练习要求:
[1] 将补丁邮件中从“From: Hailong Liu”开始、一直到“its todo entry.”为止的这一段原样抄录下来。
[2] 根据补丁邮件，新增的 lockup-watchdogs.rst 译文被链接到了哪个文件？

提取文本:
[PATCH] docs/zh_CN: Add zh_CN/admin-guide/lockup-watchdogs.rst

Hailong Liu <liuhailongg6@xxxxxxx> · Thu, 13 May 2021 23:44:25 +0800

From: Hailong Liu <liu.hailong6@xxxxxxxxxx>

Add translation zh_CN/admin-guide/lockup-watchdogs.rst and link it to
zh_CN/admin-guide/index.rst while clean its todo entry.

Signed-off-by: Hailong Liu <liu.hailong6@xxxxxxxxxx>
---
 .../translations/zh_CN/admin-guide/index.rst  |  2 +-
 .../zh_CN/admin-guide/lockup-watchdogs.rst    | 65 +++++++++++++++++++
 2 files changed, 66 insertions(+), 1 deletion(-)

收集材料:

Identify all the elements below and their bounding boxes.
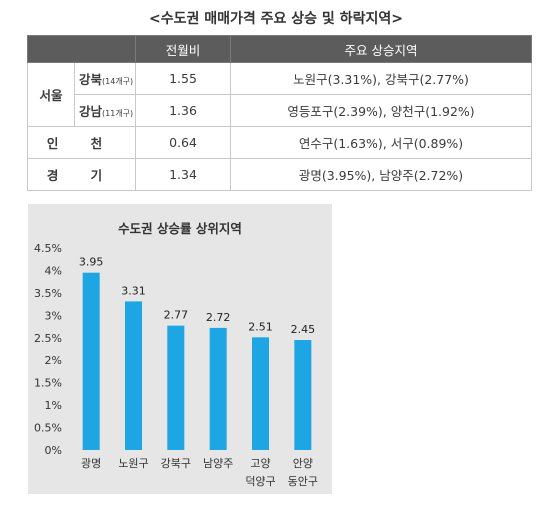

参考答案:
[1]
From: Hailong Liu <liu.hailong6@xxxxxxxxxx>

Add translation zh_CN/admin-guide/lockup-watchdogs.rst and link it to
zh_CN/admin-guide/index.rst while clean its todo entry.

[2] 新增的译文被链接到了 zh_CN/admin-guide/index.rst。